▶ _TASK PROMPT_: Extract the complete data exactly as given.

▶ _MATERIAL FOR THIS TASK_:

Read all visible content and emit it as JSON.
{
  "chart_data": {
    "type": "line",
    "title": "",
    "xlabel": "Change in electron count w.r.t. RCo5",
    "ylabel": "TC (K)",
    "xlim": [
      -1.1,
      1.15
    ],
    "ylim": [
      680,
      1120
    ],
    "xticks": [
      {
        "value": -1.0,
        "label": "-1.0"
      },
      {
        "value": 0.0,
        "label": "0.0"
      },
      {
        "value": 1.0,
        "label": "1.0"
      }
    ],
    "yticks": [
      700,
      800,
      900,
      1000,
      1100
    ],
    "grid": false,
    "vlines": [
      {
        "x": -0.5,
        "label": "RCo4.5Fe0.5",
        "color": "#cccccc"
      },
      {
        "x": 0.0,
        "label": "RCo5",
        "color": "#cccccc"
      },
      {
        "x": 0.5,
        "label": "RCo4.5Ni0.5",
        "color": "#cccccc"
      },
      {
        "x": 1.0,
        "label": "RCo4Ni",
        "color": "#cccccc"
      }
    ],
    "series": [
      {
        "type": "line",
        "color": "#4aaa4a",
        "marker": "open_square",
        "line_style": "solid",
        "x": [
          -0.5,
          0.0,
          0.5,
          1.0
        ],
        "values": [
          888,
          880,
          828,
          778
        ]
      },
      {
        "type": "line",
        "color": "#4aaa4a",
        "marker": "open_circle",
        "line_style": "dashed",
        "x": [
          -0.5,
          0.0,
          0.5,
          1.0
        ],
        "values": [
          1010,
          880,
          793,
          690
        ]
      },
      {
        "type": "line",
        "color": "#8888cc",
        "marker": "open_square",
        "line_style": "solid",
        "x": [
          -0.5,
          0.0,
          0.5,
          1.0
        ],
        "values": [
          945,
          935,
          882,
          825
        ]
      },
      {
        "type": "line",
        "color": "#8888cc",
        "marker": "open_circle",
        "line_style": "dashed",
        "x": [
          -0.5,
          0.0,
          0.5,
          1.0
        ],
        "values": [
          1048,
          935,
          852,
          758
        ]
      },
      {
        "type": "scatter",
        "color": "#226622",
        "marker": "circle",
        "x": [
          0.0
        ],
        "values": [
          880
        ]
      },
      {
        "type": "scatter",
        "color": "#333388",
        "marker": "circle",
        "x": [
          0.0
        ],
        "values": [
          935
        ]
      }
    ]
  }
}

▶ _SOLUTION TO THIS TASK_:
Read all visible content and emit it as JSON.
{
  "chart_data": {
    "type": "line",
    "title": "",
    "xlabel": "Change in electron count w.r.t. RCo5",
    "ylabel": "TC (K)",
    "xlim": [
      -1.1,
      1.15
    ],
    "ylim": [
      680,
      1120
    ],
    "xticks": [
      {
        "value": -1.0,
        "label": "-1.0"
      },
      {
        "value": 0.0,
        "label": "0.0"
      },
      {
        "value": 1.0,
        "label": "1.0"
      }
    ],
    "yticks": [
      700,
      800,
      900,
      1000,
      1100
    ],
    "grid": false,
    "vlines": [
      {
        "x": -0.5,
        "label": "RCo4.5Fe0.5",
        "color": "#cccccc"
      },
      {
        "x": 0.0,
        "label": "RCo5",
        "color": "#cccccc"
      },
      {
        "x": 0.5,
        "label": "RCo4.5Ni0.5",
        "color": "#cccccc"
      },
      {
        "x": 1.0,
        "label": "RCo4Ni",
        "color": "#cccccc"
      }
    ],
    "series": [
      {
        "type": "line",
        "color": "#4aaa4a",
        "marker": "open_square",
        "line_style": "solid",
        "x": [
          -0.5,
          0.0,
          0.5,
          1.0
        ],
        "values": [
          888,
          880,
          828,
          778
        ]
      },
      {
        "type": "line",
        "color": "#4aaa4a",
        "marker": "open_circle",
        "line_style": "dashed",
        "x": [
          -0.5,
          0.0,
          0.5,
          1.0
        ],
        "values": [
          1010,
          880,
          793,
          690
        ]
      },
      {
        "type": "line",
        "color": "#8888cc",
        "marker": "open_square",
        "line_style": "solid",
        "x": [
          -0.5,
          0.0,
          0.5,
          1.0
        ],
        "values": [
          945,
          935,
          882,
          825
        ]
      },
      {
        "type": "line",
        "color": "#8888cc",
        "marker": "open_circle",
        "line_style": "dashed",
        "x": [
          -0.5,
          0.0,
          0.5,
          1.0
        ],
        "values": [
          1048,
          935,
          852,
          758
        ]
      },
      {
        "type": "scatter",
        "color": "#226622",
        "marker": "circle",
        "x": [
          0.0
        ],
        "values": [
          880
        ]
      },
      {
        "type": "scatter",
        "color": "#333388",
        "marker": "circle",
        "x": [
          0.0
        ],
        "values": [
          935
        ]
      }
    ]
  }
}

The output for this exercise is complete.